— start Material supplied —

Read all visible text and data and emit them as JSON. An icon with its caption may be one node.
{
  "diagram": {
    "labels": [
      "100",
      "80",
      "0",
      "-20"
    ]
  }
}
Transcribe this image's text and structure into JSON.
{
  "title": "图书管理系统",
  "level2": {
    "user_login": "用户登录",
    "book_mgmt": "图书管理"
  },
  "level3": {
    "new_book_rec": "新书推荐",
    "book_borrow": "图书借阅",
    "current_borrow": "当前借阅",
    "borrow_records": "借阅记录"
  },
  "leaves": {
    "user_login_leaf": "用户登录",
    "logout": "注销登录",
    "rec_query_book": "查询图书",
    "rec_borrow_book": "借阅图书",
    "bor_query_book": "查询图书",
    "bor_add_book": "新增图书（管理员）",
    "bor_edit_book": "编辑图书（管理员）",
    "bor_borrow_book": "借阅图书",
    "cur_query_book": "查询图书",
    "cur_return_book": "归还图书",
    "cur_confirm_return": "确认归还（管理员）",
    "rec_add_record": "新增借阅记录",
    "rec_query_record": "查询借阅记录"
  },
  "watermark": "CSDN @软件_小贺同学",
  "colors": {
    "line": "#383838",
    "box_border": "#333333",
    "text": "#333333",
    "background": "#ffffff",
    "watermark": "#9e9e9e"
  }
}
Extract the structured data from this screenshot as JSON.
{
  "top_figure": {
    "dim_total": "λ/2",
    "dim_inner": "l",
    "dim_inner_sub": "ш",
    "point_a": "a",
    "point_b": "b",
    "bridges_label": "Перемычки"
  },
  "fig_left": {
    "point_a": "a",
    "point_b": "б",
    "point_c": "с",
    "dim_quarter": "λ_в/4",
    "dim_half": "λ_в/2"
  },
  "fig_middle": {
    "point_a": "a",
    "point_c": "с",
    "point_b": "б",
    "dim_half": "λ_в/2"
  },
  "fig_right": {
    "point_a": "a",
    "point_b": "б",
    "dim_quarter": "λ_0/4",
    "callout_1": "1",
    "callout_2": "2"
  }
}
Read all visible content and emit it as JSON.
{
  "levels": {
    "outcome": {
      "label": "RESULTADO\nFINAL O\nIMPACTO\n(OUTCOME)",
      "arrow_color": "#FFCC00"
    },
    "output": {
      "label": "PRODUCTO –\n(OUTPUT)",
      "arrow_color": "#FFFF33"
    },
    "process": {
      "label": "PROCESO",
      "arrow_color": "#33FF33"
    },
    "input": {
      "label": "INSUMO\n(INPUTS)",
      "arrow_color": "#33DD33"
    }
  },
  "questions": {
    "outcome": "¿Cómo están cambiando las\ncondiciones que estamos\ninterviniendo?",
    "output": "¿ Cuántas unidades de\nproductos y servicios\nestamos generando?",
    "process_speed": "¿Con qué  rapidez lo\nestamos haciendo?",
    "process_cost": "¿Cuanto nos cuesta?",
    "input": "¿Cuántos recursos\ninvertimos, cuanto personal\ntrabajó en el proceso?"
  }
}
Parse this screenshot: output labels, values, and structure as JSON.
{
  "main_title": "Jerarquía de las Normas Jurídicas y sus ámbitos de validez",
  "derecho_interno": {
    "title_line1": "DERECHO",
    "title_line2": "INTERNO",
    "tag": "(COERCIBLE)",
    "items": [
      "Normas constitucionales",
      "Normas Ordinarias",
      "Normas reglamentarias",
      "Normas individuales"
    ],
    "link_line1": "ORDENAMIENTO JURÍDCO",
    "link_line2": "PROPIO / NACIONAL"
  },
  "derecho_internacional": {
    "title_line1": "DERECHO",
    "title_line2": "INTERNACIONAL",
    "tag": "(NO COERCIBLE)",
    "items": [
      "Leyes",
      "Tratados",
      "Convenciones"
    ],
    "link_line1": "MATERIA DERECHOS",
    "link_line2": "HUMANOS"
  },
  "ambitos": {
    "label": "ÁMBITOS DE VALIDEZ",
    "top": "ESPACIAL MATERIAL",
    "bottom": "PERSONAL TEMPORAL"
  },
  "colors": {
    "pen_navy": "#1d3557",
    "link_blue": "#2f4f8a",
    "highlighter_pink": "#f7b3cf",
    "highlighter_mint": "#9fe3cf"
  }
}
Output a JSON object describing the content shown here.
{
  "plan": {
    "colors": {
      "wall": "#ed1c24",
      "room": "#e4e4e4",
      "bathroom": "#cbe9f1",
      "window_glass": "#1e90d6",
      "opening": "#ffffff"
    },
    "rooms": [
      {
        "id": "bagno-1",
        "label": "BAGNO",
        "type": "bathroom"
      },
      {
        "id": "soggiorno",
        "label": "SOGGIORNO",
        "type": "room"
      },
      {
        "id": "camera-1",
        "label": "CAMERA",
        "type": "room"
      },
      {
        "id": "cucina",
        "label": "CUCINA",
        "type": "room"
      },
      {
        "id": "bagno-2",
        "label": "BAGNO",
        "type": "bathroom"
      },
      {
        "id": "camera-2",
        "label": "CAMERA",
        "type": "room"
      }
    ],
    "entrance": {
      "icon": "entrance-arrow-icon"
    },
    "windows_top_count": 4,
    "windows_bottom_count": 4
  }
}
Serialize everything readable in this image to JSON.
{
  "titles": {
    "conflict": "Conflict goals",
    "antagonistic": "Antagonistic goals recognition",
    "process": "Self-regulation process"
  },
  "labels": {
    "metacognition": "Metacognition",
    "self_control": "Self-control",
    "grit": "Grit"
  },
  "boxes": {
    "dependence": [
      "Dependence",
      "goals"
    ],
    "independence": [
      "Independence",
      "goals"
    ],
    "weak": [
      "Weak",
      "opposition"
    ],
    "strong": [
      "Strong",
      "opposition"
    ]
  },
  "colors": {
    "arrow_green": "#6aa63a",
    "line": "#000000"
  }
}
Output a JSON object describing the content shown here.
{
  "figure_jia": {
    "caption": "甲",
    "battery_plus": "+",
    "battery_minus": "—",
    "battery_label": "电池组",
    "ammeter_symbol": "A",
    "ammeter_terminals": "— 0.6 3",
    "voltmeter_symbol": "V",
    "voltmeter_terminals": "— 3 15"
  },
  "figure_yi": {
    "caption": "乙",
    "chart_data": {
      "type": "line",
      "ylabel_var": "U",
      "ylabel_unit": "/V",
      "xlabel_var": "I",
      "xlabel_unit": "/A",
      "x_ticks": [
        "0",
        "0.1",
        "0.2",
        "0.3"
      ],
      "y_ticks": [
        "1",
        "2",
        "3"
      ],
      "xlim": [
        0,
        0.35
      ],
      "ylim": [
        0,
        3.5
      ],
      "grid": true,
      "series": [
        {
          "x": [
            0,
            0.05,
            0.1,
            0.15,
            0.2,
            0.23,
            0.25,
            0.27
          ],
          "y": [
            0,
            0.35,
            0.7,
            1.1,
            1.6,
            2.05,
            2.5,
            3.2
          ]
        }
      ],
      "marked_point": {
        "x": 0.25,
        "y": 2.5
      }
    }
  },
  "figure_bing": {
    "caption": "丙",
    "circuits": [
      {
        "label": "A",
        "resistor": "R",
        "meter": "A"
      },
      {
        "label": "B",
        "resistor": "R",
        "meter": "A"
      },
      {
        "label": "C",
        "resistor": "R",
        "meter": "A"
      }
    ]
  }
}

— end Material supplied —

Written task> Filter the records above for "用户登录" and copy every matching line.

Output>
    "user_login": "用户登录",
    "user_login_leaf": "用户登录",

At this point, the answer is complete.